- **WORK REQUIRED**
Set down each line of the material that follows, exactly, with no pictures.
----
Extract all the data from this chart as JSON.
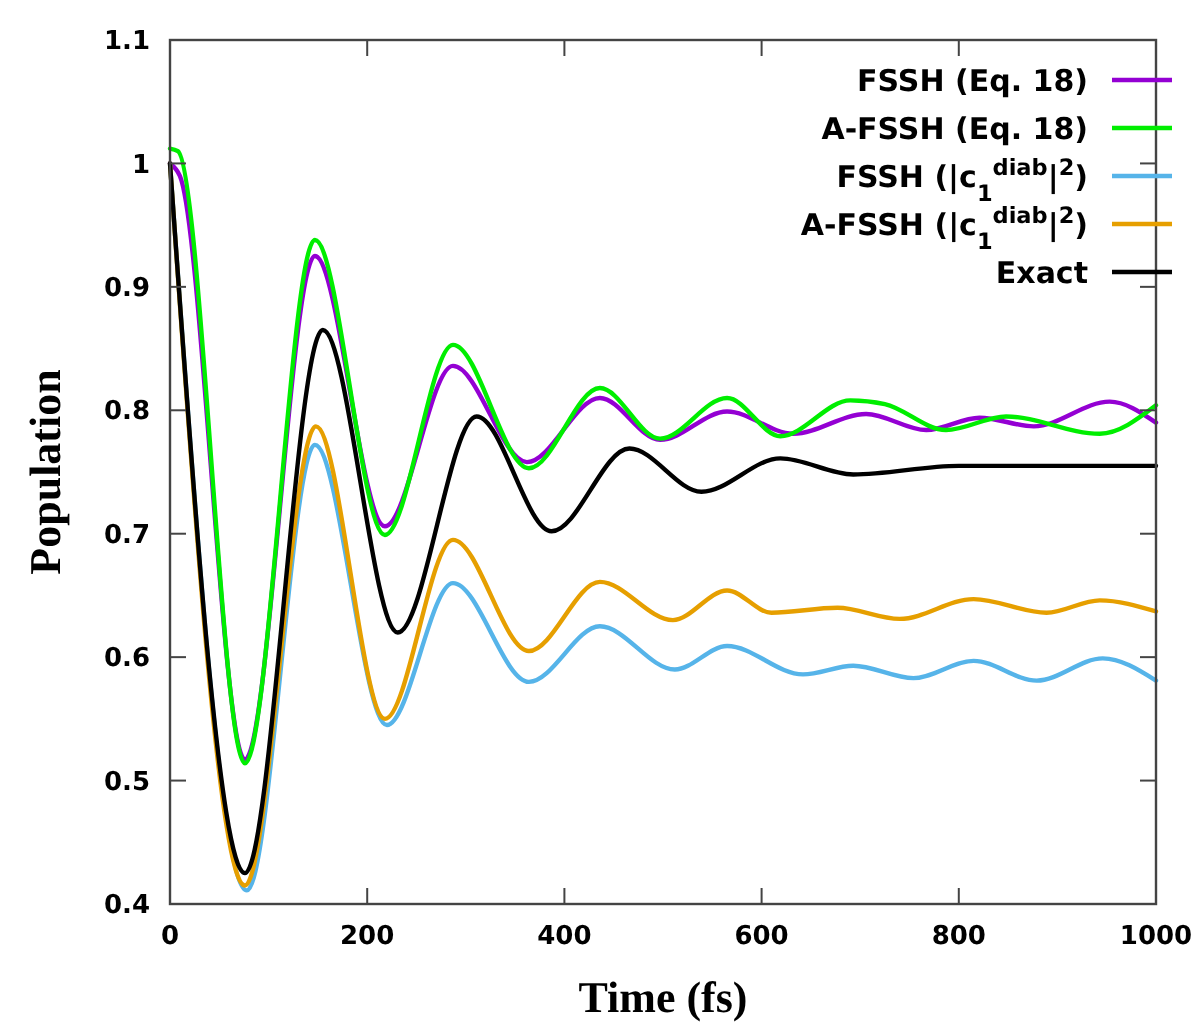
{
  "chart_data": {
    "type": "line",
    "xlabel": "Time (fs)",
    "ylabel": "Population",
    "xlim": [
      0,
      1000
    ],
    "xticks": [
      0,
      200,
      400,
      600,
      800,
      1000
    ],
    "ylim": [
      0.4,
      1.1
    ],
    "yticks": [
      0.4,
      0.5,
      0.6,
      0.7,
      0.8,
      0.9,
      1,
      1.1
    ],
    "legend": "top right",
    "grid": false,
    "line_style": "solid",
    "marker": "none",
    "series": [
      {
        "name": "FSSH (Eq. 18)",
        "color": "#9400d3",
        "x": [
          0,
          10,
          76,
          147,
          218,
          287,
          362,
          436,
          497,
          565,
          632,
          706,
          767,
          821,
          876,
          953,
          1000
        ],
        "values": [
          1.0,
          0.99,
          0.517,
          0.925,
          0.706,
          0.836,
          0.758,
          0.81,
          0.776,
          0.799,
          0.781,
          0.797,
          0.784,
          0.794,
          0.787,
          0.807,
          0.79
        ]
      },
      {
        "name": "A-FSSH (Eq. 18)",
        "color": "#00ee00",
        "x": [
          0,
          8,
          76,
          147,
          218,
          287,
          364,
          436,
          497,
          565,
          619,
          690,
          725,
          787,
          848,
          943,
          1000
        ],
        "values": [
          1.012,
          1.01,
          0.514,
          0.938,
          0.699,
          0.853,
          0.753,
          0.818,
          0.777,
          0.81,
          0.779,
          0.808,
          0.805,
          0.784,
          0.795,
          0.781,
          0.804
        ]
      },
      {
        "name": "FSSH (|c$_{1}$$^{diab}$|$^{2}$)",
        "color": "#56b4e9",
        "x": [
          0,
          78,
          147,
          220,
          287,
          364,
          436,
          512,
          565,
          642,
          693,
          754,
          815,
          879,
          946,
          1000
        ],
        "values": [
          1.0,
          0.411,
          0.772,
          0.545,
          0.66,
          0.58,
          0.625,
          0.59,
          0.609,
          0.586,
          0.593,
          0.583,
          0.597,
          0.581,
          0.599,
          0.581
        ]
      },
      {
        "name": "A-FSSH (|c$_{1}$$^{diab}$|$^{2}$)",
        "color": "#e69f00",
        "x": [
          0,
          76,
          148,
          218,
          287,
          364,
          436,
          510,
          565,
          610,
          677,
          740,
          815,
          889,
          943,
          1000
        ],
        "values": [
          1.0,
          0.415,
          0.787,
          0.55,
          0.695,
          0.605,
          0.661,
          0.63,
          0.654,
          0.636,
          0.64,
          0.631,
          0.647,
          0.636,
          0.646,
          0.637
        ]
      },
      {
        "name": "Exact",
        "color": "#000000",
        "x": [
          0,
          76,
          155,
          231,
          311,
          387,
          466,
          539,
          619,
          693,
          800,
          1000
        ],
        "values": [
          1.0,
          0.425,
          0.865,
          0.62,
          0.795,
          0.702,
          0.769,
          0.734,
          0.761,
          0.748,
          0.755,
          0.755
        ]
      }
    ]
  }
}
----
- **CORRECT OUTPUT**
Extract all the data from this chart as JSON.
{
  "chart_data": {
    "type": "line",
    "xlabel": "Time (fs)",
    "ylabel": "Population",
    "xlim": [
      0,
      1000
    ],
    "xticks": [
      0,
      200,
      400,
      600,
      800,
      1000
    ],
    "ylim": [
      0.4,
      1.1
    ],
    "yticks": [
      0.4,
      0.5,
      0.6,
      0.7,
      0.8,
      0.9,
      1,
      1.1
    ],
    "legend": "top right",
    "grid": false,
    "line_style": "solid",
    "marker": "none",
    "series": [
      {
        "name": "FSSH (Eq. 18)",
        "color": "#9400d3",
        "x": [
          0,
          10,
          76,
          147,
          218,
          287,
          362,
          436,
          497,
          565,
          632,
          706,
          767,
          821,
          876,
          953,
          1000
        ],
        "values": [
          1.0,
          0.99,
          0.517,
          0.925,
          0.706,
          0.836,
          0.758,
          0.81,
          0.776,
          0.799,
          0.781,
          0.797,
          0.784,
          0.794,
          0.787,
          0.807,
          0.79
        ]
      },
      {
        "name": "A-FSSH (Eq. 18)",
        "color": "#00ee00",
        "x": [
          0,
          8,
          76,
          147,
          218,
          287,
          364,
          436,
          497,
          565,
          619,
          690,
          725,
          787,
          848,
          943,
          1000
        ],
        "values": [
          1.012,
          1.01,
          0.514,
          0.938,
          0.699,
          0.853,
          0.753,
          0.818,
          0.777,
          0.81,
          0.779,
          0.808,
          0.805,
          0.784,
          0.795,
          0.781,
          0.804
        ]
      },
      {
        "name": "FSSH (|c$_{1}$$^{diab}$|$^{2}$)",
        "color": "#56b4e9",
        "x": [
          0,
          78,
          147,
          220,
          287,
          364,
          436,
          512,
          565,
          642,
          693,
          754,
          815,
          879,
          946,
          1000
        ],
        "values": [
          1.0,
          0.411,
          0.772,
          0.545,
          0.66,
          0.58,
          0.625,
          0.59,
          0.609,
          0.586,
          0.593,
          0.583,
          0.597,
          0.581,
          0.599,
          0.581
        ]
      },
      {
        "name": "A-FSSH (|c$_{1}$$^{diab}$|$^{2}$)",
        "color": "#e69f00",
        "x": [
          0,
          76,
          148,
          218,
          287,
          364,
          436,
          510,
          565,
          610,
          677,
          740,
          815,
          889,
          943,
          1000
        ],
        "values": [
          1.0,
          0.415,
          0.787,
          0.55,
          0.695,
          0.605,
          0.661,
          0.63,
          0.654,
          0.636,
          0.64,
          0.631,
          0.647,
          0.636,
          0.646,
          0.637
        ]
      },
      {
        "name": "Exact",
        "color": "#000000",
        "x": [
          0,
          76,
          155,
          231,
          311,
          387,
          466,
          539,
          619,
          693,
          800,
          1000
        ],
        "values": [
          1.0,
          0.425,
          0.865,
          0.62,
          0.795,
          0.702,
          0.769,
          0.734,
          0.761,
          0.748,
          0.755,
          0.755
        ]
      }
    ]
  }
}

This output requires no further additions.